## [Problem statement]
Count how many lines in this material contain "background". The answer is that number alone.

(Extracted records)
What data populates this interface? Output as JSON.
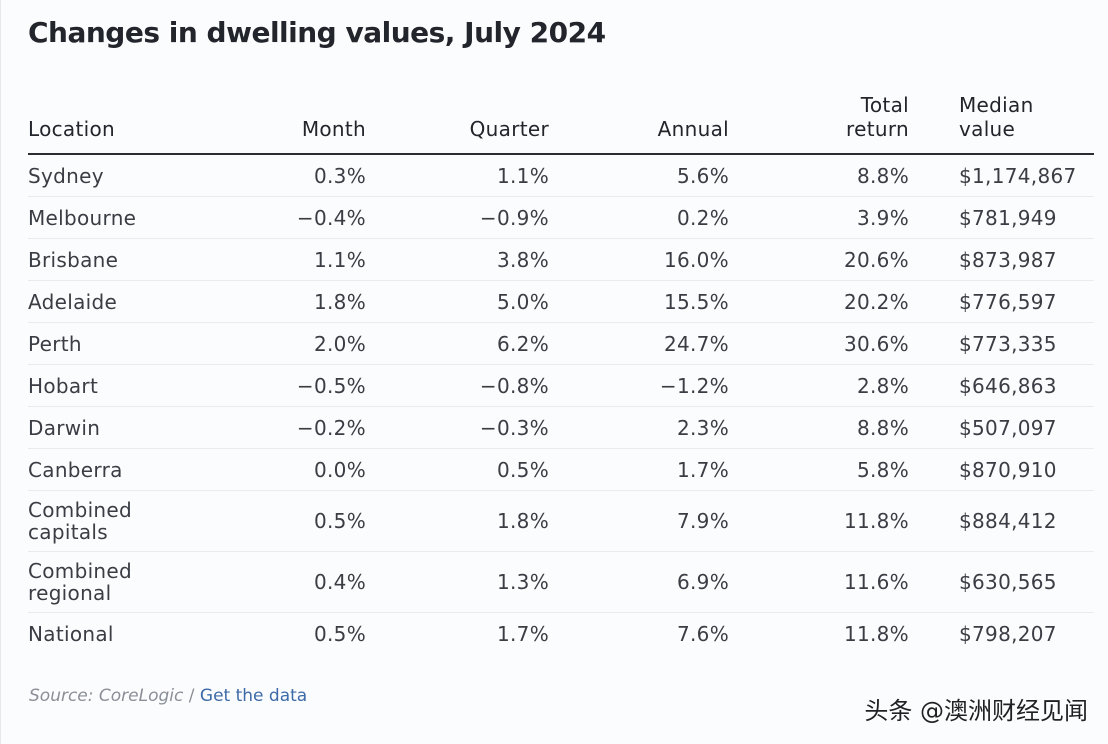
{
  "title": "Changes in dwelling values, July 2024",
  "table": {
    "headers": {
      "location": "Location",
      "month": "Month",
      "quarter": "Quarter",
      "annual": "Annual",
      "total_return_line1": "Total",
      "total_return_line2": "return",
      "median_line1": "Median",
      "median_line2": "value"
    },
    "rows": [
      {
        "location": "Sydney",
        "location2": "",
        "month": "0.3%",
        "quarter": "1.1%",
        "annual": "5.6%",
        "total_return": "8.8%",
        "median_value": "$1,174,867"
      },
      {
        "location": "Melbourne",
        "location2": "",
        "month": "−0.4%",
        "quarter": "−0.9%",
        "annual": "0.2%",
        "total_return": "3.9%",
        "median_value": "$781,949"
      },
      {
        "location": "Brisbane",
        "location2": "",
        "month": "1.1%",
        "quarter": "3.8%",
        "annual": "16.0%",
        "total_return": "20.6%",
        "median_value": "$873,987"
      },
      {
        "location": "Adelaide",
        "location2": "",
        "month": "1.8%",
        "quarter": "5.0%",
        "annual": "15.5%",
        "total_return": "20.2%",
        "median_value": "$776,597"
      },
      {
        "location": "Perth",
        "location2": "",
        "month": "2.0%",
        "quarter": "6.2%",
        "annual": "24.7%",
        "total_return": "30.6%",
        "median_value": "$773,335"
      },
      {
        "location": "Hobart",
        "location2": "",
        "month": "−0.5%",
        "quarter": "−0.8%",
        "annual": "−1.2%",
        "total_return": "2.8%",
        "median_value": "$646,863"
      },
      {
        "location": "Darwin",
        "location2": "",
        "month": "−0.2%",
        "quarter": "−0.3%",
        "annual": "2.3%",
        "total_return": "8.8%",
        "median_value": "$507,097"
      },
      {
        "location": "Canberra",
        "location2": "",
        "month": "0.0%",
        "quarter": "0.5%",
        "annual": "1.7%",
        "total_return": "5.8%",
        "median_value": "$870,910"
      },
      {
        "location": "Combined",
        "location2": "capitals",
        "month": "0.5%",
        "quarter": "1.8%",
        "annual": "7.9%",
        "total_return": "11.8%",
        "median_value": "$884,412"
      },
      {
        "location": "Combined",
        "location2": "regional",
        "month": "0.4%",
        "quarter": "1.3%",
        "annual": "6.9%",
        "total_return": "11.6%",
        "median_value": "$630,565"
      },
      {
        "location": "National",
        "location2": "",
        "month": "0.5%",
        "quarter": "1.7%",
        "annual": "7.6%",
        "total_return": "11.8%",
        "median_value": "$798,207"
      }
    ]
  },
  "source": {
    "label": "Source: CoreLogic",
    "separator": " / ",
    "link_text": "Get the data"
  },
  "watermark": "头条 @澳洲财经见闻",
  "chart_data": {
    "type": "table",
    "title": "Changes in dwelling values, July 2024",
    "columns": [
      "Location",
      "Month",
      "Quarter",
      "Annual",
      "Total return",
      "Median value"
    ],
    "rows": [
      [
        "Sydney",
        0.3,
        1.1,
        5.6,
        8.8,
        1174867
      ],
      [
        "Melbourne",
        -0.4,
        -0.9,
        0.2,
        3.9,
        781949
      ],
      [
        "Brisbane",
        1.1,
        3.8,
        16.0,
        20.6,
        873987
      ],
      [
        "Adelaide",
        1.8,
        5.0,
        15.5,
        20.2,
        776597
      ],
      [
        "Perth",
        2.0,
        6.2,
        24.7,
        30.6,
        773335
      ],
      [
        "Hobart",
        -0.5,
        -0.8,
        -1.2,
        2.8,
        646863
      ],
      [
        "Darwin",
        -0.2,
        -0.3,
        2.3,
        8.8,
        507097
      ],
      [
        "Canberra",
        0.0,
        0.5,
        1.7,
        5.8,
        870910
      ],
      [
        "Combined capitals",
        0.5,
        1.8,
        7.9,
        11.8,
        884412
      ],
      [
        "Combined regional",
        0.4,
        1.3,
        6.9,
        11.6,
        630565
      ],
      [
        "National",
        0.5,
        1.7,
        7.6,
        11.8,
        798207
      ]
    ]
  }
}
==
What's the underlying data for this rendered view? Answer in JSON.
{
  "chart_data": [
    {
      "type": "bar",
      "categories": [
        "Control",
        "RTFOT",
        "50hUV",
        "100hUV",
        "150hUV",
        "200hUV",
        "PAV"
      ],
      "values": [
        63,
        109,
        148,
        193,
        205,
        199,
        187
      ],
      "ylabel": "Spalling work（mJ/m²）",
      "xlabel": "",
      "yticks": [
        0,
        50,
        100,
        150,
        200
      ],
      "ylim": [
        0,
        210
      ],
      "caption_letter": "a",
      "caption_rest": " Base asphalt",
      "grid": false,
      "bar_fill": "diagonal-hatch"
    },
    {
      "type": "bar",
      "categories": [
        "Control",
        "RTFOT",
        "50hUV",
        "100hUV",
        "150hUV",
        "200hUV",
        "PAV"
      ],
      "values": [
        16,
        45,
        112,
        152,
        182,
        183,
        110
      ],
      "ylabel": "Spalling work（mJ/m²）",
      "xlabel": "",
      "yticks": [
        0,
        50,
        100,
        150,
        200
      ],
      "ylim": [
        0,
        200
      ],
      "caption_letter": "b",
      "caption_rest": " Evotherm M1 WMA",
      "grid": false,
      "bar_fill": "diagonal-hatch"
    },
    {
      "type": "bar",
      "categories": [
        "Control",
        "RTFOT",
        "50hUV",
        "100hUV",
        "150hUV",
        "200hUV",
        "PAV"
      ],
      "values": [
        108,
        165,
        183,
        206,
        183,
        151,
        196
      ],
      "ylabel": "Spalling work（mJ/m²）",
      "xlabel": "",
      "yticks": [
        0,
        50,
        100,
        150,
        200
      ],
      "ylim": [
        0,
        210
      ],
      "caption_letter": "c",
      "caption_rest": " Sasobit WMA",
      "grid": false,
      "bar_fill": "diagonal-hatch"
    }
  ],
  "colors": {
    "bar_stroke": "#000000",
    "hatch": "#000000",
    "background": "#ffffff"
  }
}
--
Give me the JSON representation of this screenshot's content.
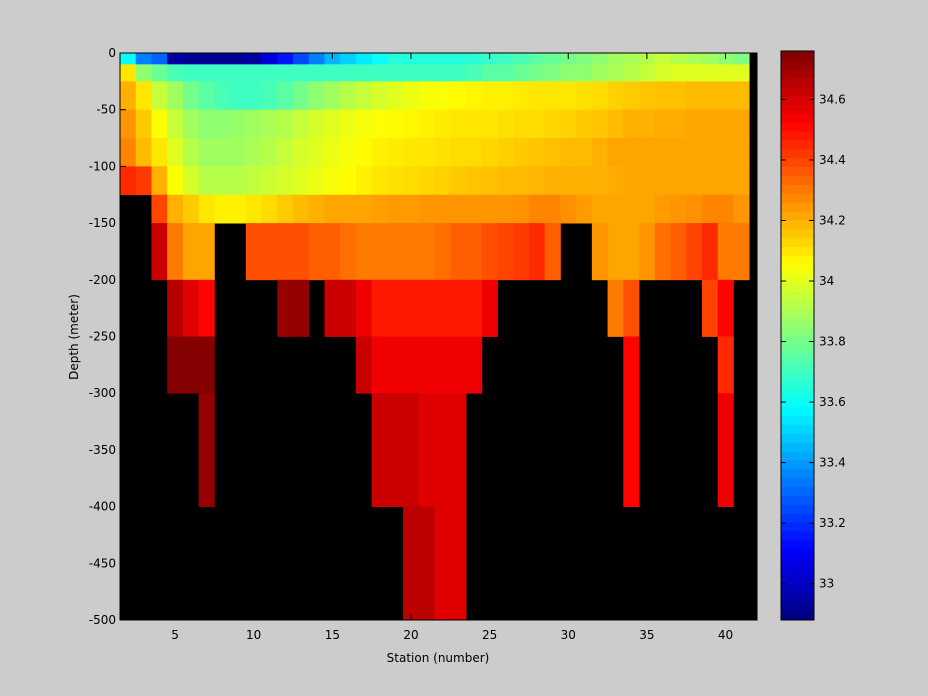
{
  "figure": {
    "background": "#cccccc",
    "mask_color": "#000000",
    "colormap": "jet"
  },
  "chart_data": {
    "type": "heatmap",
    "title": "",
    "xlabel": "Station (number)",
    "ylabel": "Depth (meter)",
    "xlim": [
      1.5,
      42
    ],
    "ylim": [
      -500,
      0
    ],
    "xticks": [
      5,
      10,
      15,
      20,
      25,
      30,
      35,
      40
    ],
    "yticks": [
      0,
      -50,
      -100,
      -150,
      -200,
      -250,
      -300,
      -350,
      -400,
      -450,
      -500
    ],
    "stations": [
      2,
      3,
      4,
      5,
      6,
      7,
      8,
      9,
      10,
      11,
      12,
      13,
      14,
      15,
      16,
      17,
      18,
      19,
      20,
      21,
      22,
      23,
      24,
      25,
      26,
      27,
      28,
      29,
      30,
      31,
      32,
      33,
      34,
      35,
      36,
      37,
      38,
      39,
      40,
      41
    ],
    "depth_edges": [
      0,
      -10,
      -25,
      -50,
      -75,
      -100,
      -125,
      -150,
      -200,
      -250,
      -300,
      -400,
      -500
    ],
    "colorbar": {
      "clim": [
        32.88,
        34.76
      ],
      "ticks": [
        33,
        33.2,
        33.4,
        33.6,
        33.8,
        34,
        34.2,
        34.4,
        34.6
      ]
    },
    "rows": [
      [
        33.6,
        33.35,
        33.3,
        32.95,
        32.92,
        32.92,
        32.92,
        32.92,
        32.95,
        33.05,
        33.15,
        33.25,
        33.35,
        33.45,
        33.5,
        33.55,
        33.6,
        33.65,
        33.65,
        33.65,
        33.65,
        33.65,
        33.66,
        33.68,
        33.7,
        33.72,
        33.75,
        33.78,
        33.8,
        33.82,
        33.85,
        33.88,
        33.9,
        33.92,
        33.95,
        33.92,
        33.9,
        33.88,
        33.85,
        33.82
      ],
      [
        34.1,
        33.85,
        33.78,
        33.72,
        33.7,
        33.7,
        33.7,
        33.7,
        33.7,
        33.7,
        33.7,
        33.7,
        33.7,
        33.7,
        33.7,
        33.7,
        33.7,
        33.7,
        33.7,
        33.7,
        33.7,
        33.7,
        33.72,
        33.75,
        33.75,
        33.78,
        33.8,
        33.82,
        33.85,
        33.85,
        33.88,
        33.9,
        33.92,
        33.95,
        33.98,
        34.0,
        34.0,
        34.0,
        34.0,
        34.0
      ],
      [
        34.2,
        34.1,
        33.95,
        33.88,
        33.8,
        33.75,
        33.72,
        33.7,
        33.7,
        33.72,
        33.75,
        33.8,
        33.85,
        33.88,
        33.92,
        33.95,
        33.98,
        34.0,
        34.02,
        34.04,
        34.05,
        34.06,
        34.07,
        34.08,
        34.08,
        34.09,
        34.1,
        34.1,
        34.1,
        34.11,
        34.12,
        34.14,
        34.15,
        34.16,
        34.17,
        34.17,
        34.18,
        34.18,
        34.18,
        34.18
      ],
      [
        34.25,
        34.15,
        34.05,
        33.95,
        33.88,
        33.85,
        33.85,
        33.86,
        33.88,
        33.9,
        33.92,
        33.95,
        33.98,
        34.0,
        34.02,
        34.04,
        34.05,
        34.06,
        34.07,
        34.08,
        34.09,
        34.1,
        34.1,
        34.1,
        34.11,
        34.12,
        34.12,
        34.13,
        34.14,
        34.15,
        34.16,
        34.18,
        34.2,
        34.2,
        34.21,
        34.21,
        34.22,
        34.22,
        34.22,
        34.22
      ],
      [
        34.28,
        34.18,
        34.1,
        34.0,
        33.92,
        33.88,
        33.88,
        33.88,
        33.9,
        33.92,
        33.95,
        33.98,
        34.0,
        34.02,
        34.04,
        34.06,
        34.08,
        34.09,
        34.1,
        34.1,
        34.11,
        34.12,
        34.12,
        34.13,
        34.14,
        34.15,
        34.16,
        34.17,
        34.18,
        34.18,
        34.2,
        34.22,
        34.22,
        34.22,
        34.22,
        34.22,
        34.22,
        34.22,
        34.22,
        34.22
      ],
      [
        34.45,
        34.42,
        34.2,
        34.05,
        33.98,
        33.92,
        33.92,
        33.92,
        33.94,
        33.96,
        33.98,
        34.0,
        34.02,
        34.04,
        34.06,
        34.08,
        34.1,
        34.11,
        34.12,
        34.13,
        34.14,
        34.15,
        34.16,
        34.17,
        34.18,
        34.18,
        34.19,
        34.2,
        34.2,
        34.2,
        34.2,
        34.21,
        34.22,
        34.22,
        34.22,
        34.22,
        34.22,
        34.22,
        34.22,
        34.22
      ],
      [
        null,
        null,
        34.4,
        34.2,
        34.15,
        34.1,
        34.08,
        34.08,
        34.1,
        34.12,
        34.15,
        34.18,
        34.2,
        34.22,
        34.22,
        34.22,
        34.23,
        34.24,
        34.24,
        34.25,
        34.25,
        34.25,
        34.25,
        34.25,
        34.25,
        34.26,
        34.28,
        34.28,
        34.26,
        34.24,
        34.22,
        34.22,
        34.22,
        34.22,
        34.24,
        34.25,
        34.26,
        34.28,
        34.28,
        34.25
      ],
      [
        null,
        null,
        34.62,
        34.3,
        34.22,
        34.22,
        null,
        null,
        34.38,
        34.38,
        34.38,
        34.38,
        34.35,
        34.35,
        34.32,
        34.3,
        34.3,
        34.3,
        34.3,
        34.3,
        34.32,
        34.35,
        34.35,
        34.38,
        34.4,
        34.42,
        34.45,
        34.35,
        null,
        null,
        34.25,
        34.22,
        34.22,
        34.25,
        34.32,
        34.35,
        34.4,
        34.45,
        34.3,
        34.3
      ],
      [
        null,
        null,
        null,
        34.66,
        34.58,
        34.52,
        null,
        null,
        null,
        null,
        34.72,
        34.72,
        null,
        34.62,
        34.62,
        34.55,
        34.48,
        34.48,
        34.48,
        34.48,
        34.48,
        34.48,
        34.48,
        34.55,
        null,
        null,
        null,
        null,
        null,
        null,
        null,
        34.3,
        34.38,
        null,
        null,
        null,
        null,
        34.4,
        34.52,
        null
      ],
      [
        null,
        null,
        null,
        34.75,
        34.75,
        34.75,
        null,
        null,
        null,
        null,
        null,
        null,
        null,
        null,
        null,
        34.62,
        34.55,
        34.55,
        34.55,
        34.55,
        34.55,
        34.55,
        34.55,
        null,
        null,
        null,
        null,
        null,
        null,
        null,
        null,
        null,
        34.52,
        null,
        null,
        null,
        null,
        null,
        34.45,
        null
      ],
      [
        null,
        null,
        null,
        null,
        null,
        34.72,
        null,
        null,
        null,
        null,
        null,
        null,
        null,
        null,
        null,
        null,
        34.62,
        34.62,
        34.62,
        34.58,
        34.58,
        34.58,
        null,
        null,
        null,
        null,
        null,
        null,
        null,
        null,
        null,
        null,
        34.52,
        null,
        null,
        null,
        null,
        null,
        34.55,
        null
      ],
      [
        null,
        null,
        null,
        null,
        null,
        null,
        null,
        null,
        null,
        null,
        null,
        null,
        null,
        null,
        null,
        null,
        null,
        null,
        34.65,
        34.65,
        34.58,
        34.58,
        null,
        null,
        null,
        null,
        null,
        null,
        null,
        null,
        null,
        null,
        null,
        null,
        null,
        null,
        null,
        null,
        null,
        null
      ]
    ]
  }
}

## [Exercise answer]
2